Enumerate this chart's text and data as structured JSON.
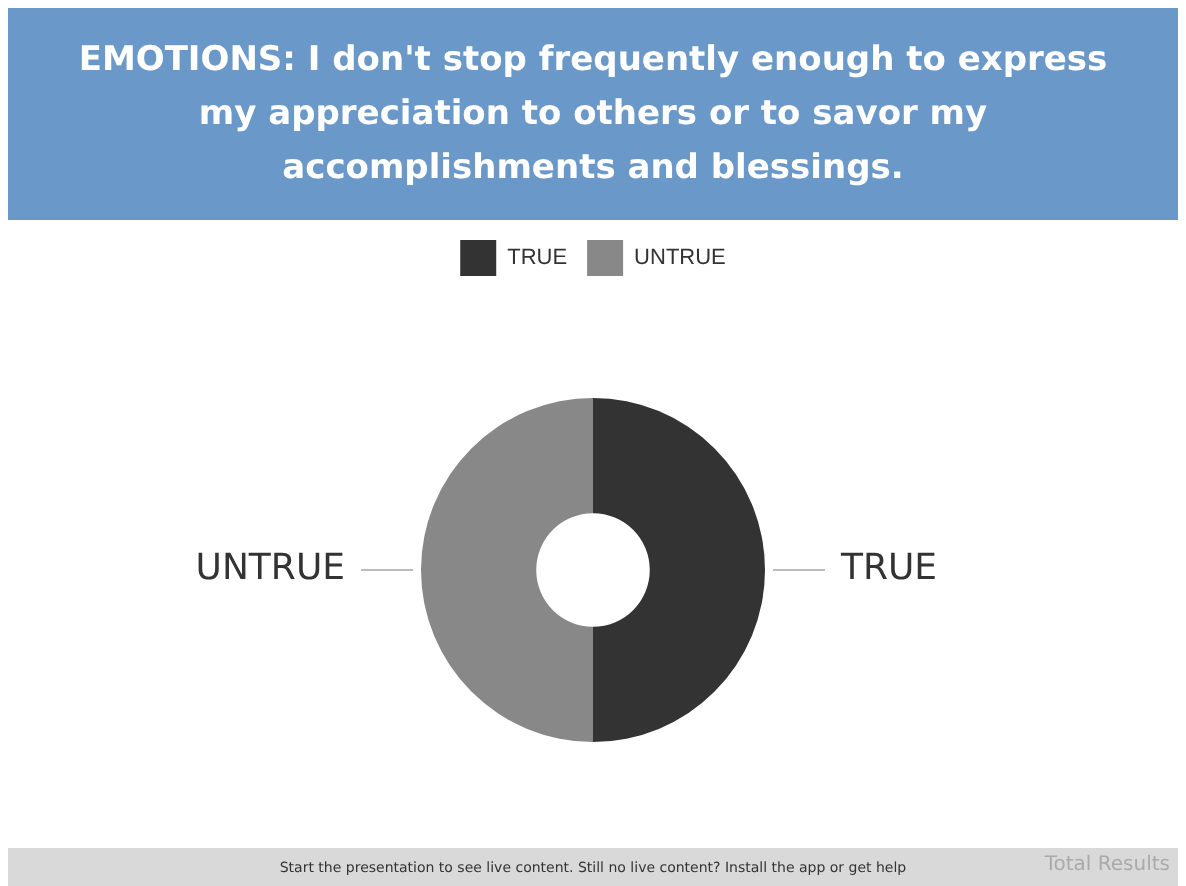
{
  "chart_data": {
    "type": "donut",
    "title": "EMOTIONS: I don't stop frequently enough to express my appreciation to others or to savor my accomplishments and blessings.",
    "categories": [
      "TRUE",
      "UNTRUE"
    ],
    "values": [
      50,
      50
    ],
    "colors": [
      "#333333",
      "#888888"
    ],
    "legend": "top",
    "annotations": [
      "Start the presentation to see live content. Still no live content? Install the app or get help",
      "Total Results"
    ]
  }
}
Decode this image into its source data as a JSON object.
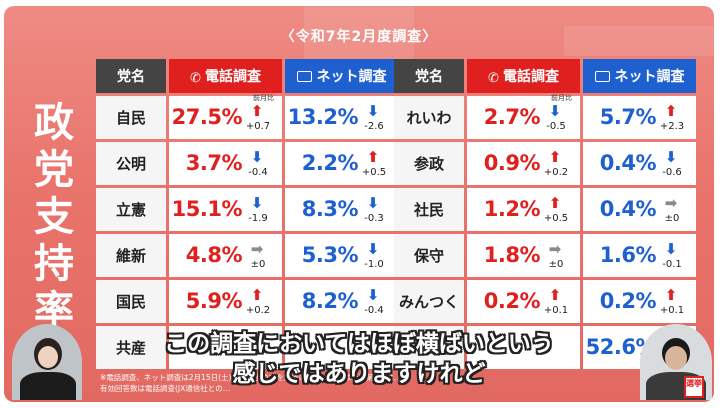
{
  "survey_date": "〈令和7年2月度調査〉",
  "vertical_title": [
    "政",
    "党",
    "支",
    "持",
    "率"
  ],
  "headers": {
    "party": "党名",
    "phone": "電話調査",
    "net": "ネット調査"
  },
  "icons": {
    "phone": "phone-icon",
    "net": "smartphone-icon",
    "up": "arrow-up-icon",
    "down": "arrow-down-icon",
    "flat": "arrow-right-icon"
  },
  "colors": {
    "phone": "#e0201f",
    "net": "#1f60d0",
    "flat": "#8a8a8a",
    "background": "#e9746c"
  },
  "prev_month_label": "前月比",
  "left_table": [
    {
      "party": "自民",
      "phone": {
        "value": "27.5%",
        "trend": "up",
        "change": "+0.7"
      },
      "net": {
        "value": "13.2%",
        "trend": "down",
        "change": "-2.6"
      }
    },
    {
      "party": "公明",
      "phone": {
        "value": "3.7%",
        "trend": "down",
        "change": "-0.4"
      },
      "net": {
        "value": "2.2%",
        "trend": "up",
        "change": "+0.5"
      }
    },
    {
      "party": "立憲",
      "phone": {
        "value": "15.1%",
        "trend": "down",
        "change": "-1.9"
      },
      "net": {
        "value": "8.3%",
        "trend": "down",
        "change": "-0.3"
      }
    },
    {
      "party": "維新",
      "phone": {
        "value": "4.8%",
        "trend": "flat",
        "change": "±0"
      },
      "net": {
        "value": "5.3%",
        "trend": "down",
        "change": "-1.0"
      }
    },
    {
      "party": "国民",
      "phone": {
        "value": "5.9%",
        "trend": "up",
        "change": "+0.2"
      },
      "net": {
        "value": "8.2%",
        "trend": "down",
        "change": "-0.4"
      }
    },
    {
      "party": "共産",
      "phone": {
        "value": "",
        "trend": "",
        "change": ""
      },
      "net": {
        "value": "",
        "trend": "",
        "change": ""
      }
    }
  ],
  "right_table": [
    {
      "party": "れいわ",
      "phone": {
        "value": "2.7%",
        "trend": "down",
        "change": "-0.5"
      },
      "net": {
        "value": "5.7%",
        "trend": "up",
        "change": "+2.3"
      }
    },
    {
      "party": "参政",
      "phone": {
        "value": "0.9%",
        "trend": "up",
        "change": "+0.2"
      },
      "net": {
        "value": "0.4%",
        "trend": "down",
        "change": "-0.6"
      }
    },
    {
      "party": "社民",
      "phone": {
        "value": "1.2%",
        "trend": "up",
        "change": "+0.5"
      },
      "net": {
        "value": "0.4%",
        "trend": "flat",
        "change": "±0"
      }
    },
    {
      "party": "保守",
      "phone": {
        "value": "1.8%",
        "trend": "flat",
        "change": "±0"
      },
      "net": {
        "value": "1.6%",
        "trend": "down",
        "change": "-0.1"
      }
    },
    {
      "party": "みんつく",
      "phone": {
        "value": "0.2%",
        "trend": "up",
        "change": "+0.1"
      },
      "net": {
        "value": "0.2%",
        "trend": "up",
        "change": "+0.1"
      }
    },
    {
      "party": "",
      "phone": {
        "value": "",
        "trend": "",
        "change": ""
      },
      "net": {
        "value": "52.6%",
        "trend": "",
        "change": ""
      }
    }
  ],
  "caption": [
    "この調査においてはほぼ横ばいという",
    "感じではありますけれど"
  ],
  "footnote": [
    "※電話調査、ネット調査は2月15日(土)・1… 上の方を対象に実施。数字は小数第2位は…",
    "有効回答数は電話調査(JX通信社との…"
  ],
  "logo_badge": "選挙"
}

════

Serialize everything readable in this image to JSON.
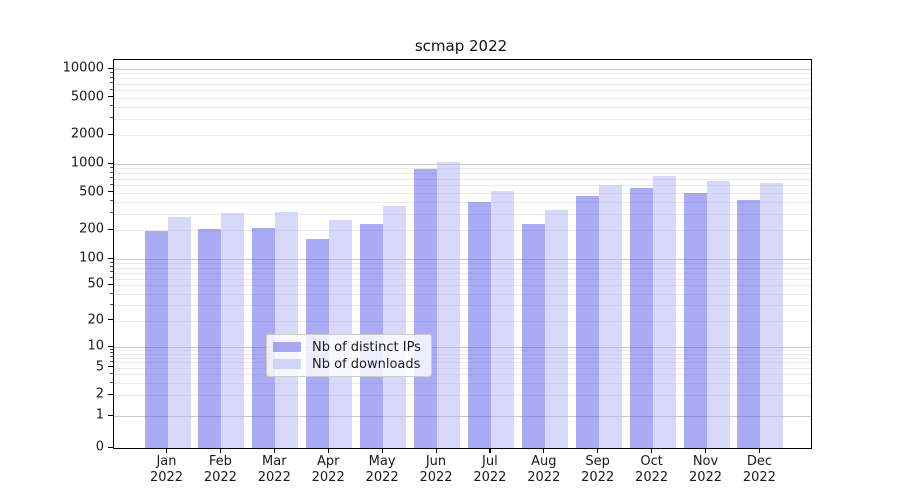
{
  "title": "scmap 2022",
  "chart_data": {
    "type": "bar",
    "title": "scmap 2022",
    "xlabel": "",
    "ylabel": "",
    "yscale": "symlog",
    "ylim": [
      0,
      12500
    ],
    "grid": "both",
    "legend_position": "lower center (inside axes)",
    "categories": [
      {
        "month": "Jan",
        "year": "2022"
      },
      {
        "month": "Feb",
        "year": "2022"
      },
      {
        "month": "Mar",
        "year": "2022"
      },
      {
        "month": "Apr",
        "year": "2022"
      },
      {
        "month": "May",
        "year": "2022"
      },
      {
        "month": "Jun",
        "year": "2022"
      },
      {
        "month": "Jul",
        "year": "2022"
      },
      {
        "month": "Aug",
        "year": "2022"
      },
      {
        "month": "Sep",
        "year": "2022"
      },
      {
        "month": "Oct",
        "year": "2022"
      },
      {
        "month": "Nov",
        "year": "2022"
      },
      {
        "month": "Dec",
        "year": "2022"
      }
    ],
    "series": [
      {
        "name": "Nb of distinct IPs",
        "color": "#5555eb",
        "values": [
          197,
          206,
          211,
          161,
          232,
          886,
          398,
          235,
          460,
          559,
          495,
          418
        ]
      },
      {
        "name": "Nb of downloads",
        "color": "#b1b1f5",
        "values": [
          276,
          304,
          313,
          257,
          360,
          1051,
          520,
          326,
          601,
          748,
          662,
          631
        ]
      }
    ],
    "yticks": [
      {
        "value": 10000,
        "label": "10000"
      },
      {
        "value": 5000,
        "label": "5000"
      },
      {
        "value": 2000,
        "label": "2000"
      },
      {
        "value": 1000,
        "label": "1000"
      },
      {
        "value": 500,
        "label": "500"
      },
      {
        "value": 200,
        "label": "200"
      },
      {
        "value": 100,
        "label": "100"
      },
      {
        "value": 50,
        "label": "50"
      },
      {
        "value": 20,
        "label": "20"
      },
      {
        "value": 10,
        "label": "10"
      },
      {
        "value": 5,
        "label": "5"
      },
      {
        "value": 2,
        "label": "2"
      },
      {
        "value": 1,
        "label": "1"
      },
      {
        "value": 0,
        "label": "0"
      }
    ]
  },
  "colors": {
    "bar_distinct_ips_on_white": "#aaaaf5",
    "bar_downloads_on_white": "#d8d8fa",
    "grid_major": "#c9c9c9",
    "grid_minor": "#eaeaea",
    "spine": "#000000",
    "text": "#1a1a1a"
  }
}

════

Instructions for the task =>
Pick out the lines that include the word "this" and write them out.

Exercise result =>
Enumerate this chart's text and data as structured JSON.
Decode this image into its source data as a JSON object.
Serialize everything readable in this image to JSON.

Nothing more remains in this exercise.